BEGIN RECORDS TO USE
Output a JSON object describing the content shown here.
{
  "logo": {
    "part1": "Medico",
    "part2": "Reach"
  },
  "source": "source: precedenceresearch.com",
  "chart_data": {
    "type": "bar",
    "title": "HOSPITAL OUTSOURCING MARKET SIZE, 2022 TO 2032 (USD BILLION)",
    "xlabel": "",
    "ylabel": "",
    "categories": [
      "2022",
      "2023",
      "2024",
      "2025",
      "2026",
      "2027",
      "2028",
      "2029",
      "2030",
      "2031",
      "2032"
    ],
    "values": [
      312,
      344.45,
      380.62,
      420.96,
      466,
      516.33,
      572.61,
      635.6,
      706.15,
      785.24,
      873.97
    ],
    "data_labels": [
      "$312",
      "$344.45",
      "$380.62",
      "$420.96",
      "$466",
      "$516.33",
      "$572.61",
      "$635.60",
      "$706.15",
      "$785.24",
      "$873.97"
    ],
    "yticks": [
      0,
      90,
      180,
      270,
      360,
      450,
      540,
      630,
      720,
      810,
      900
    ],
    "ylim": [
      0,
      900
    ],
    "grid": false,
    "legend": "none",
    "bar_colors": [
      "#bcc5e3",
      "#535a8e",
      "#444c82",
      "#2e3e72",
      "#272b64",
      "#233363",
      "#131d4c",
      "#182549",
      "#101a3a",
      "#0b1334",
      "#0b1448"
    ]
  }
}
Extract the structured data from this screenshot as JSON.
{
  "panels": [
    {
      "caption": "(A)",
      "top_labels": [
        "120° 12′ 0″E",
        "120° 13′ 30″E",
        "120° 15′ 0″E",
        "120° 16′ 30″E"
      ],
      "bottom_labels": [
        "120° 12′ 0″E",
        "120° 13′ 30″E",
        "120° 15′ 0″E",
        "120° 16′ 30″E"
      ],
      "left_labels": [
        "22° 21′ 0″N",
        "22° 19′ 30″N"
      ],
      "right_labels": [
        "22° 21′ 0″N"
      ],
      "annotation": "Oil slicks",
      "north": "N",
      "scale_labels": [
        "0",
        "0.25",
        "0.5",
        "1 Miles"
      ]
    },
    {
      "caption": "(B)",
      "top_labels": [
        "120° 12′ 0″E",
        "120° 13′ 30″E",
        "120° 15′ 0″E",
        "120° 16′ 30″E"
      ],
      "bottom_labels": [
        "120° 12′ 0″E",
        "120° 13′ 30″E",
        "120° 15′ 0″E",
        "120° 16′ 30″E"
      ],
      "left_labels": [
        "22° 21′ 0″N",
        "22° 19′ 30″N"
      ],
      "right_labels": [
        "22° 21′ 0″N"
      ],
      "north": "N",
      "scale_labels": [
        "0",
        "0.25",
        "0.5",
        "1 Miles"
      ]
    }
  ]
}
END RECORDS TO USE
### [GIVEN EXERCISE]
All of the material above needs to be copied exactly.

### [REPLY]
Output a JSON object describing the content shown here.
{
  "logo": {
    "part1": "Medico",
    "part2": "Reach"
  },
  "source": "source: precedenceresearch.com",
  "chart_data": {
    "type": "bar",
    "title": "HOSPITAL OUTSOURCING MARKET SIZE, 2022 TO 2032 (USD BILLION)",
    "xlabel": "",
    "ylabel": "",
    "categories": [
      "2022",
      "2023",
      "2024",
      "2025",
      "2026",
      "2027",
      "2028",
      "2029",
      "2030",
      "2031",
      "2032"
    ],
    "values": [
      312,
      344.45,
      380.62,
      420.96,
      466,
      516.33,
      572.61,
      635.6,
      706.15,
      785.24,
      873.97
    ],
    "data_labels": [
      "$312",
      "$344.45",
      "$380.62",
      "$420.96",
      "$466",
      "$516.33",
      "$572.61",
      "$635.60",
      "$706.15",
      "$785.24",
      "$873.97"
    ],
    "yticks": [
      0,
      90,
      180,
      270,
      360,
      450,
      540,
      630,
      720,
      810,
      900
    ],
    "ylim": [
      0,
      900
    ],
    "grid": false,
    "legend": "none",
    "bar_colors": [
      "#bcc5e3",
      "#535a8e",
      "#444c82",
      "#2e3e72",
      "#272b64",
      "#233363",
      "#131d4c",
      "#182549",
      "#101a3a",
      "#0b1334",
      "#0b1448"
    ]
  }
}
Extract the structured data from this screenshot as JSON.
{
  "panels": [
    {
      "caption": "(A)",
      "top_labels": [
        "120° 12′ 0″E",
        "120° 13′ 30″E",
        "120° 15′ 0″E",
        "120° 16′ 30″E"
      ],
      "bottom_labels": [
        "120° 12′ 0″E",
        "120° 13′ 30″E",
        "120° 15′ 0″E",
        "120° 16′ 30″E"
      ],
      "left_labels": [
        "22° 21′ 0″N",
        "22° 19′ 30″N"
      ],
      "right_labels": [
        "22° 21′ 0″N"
      ],
      "annotation": "Oil slicks",
      "north": "N",
      "scale_labels": [
        "0",
        "0.25",
        "0.5",
        "1 Miles"
      ]
    },
    {
      "caption": "(B)",
      "top_labels": [
        "120° 12′ 0″E",
        "120° 13′ 30″E",
        "120° 15′ 0″E",
        "120° 16′ 30″E"
      ],
      "bottom_labels": [
        "120° 12′ 0″E",
        "120° 13′ 30″E",
        "120° 15′ 0″E",
        "120° 16′ 30″E"
      ],
      "left_labels": [
        "22° 21′ 0″N",
        "22° 19′ 30″N"
      ],
      "right_labels": [
        "22° 21′ 0″N"
      ],
      "north": "N",
      "scale_labels": [
        "0",
        "0.25",
        "0.5",
        "1 Miles"
      ]
    }
  ]
}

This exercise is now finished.